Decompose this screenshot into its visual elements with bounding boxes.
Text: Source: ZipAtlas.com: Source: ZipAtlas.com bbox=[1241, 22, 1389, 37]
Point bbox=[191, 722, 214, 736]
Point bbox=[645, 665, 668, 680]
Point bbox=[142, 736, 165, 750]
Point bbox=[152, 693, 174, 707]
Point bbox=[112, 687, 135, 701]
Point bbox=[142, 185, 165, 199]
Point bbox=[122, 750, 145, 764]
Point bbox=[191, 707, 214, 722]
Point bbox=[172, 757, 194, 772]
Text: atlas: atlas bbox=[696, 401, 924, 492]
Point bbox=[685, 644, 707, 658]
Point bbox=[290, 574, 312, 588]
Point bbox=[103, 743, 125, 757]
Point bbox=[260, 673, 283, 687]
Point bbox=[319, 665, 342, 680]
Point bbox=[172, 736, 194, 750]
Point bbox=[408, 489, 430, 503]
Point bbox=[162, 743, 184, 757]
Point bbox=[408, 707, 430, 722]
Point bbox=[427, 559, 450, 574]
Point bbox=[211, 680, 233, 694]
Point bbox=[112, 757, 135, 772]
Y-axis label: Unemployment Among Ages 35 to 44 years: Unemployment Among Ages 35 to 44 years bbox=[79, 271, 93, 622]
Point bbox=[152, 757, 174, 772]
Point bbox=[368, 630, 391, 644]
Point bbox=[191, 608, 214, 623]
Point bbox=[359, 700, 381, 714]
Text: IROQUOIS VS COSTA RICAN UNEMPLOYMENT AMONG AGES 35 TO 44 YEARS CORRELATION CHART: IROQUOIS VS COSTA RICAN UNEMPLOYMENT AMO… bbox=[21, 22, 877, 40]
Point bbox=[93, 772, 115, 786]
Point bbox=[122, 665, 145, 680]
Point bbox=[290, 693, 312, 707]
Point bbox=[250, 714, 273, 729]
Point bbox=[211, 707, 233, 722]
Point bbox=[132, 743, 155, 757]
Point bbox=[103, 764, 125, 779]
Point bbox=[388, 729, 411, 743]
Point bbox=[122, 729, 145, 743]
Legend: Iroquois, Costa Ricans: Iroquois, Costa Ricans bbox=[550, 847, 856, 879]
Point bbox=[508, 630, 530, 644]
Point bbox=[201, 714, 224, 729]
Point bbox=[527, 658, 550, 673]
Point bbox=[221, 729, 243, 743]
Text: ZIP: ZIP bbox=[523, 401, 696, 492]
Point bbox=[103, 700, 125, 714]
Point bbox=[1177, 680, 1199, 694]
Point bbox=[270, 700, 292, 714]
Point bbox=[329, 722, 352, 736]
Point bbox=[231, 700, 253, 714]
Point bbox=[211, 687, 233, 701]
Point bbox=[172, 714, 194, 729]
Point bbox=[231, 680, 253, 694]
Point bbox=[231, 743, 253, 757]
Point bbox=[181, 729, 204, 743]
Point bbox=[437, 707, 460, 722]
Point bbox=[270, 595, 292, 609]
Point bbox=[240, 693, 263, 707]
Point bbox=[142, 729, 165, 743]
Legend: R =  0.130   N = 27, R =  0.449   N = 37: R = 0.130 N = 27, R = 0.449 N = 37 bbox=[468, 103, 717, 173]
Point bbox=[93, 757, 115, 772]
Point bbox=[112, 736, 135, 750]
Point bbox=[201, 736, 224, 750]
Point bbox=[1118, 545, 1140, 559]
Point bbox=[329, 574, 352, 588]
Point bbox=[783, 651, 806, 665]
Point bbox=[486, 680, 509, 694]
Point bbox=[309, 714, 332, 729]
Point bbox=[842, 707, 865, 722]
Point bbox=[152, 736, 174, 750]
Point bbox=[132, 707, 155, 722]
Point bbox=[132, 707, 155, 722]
##############################
_EXERCISE GOAL_
Can you write out all the records again, swapping "Legend" for "Key" and leaving everything else unchanged?

_THE ANSWER_
Decompose this screenshot into its visual elements with bounding boxes.
Text: Source: ZipAtlas.com: Source: ZipAtlas.com bbox=[1241, 22, 1389, 37]
Point bbox=[191, 722, 214, 736]
Point bbox=[645, 665, 668, 680]
Point bbox=[142, 736, 165, 750]
Point bbox=[152, 693, 174, 707]
Point bbox=[112, 687, 135, 701]
Point bbox=[142, 185, 165, 199]
Point bbox=[122, 750, 145, 764]
Point bbox=[191, 707, 214, 722]
Point bbox=[172, 757, 194, 772]
Text: atlas: atlas bbox=[696, 401, 924, 492]
Point bbox=[685, 644, 707, 658]
Point bbox=[290, 574, 312, 588]
Point bbox=[103, 743, 125, 757]
Point bbox=[260, 673, 283, 687]
Point bbox=[319, 665, 342, 680]
Point bbox=[172, 736, 194, 750]
Point bbox=[408, 489, 430, 503]
Point bbox=[162, 743, 184, 757]
Point bbox=[408, 707, 430, 722]
Point bbox=[427, 559, 450, 574]
Point bbox=[211, 680, 233, 694]
Point bbox=[112, 757, 135, 772]
Y-axis label: Unemployment Among Ages 35 to 44 years: Unemployment Among Ages 35 to 44 years bbox=[79, 271, 93, 622]
Point bbox=[152, 757, 174, 772]
Point bbox=[368, 630, 391, 644]
Point bbox=[191, 608, 214, 623]
Point bbox=[359, 700, 381, 714]
Text: IROQUOIS VS COSTA RICAN UNEMPLOYMENT AMONG AGES 35 TO 44 YEARS CORRELATION CHART: IROQUOIS VS COSTA RICAN UNEMPLOYMENT AMO… bbox=[21, 22, 877, 40]
Point bbox=[93, 772, 115, 786]
Point bbox=[122, 665, 145, 680]
Point bbox=[290, 693, 312, 707]
Point bbox=[250, 714, 273, 729]
Point bbox=[211, 707, 233, 722]
Point bbox=[132, 743, 155, 757]
Point bbox=[103, 764, 125, 779]
Point bbox=[388, 729, 411, 743]
Point bbox=[122, 729, 145, 743]
Key: Iroquois, Costa Ricans: Iroquois, Costa Ricans bbox=[550, 847, 856, 879]
Point bbox=[508, 630, 530, 644]
Point bbox=[201, 714, 224, 729]
Point bbox=[527, 658, 550, 673]
Point bbox=[221, 729, 243, 743]
Text: ZIP: ZIP bbox=[523, 401, 696, 492]
Point bbox=[103, 700, 125, 714]
Point bbox=[1177, 680, 1199, 694]
Point bbox=[270, 700, 292, 714]
Point bbox=[329, 722, 352, 736]
Point bbox=[231, 700, 253, 714]
Point bbox=[211, 687, 233, 701]
Point bbox=[172, 714, 194, 729]
Point bbox=[231, 680, 253, 694]
Point bbox=[231, 743, 253, 757]
Point bbox=[181, 729, 204, 743]
Point bbox=[437, 707, 460, 722]
Point bbox=[270, 595, 292, 609]
Point bbox=[240, 693, 263, 707]
Point bbox=[142, 729, 165, 743]
Key: R =  0.130   N = 27, R =  0.449   N = 37: R = 0.130 N = 27, R = 0.449 N = 37 bbox=[468, 103, 717, 173]
Point bbox=[93, 757, 115, 772]
Point bbox=[112, 736, 135, 750]
Point bbox=[201, 736, 224, 750]
Point bbox=[1118, 545, 1140, 559]
Point bbox=[329, 574, 352, 588]
Point bbox=[783, 651, 806, 665]
Point bbox=[486, 680, 509, 694]
Point bbox=[309, 714, 332, 729]
Point bbox=[842, 707, 865, 722]
Point bbox=[152, 736, 174, 750]
Point bbox=[132, 707, 155, 722]
Point bbox=[132, 707, 155, 722]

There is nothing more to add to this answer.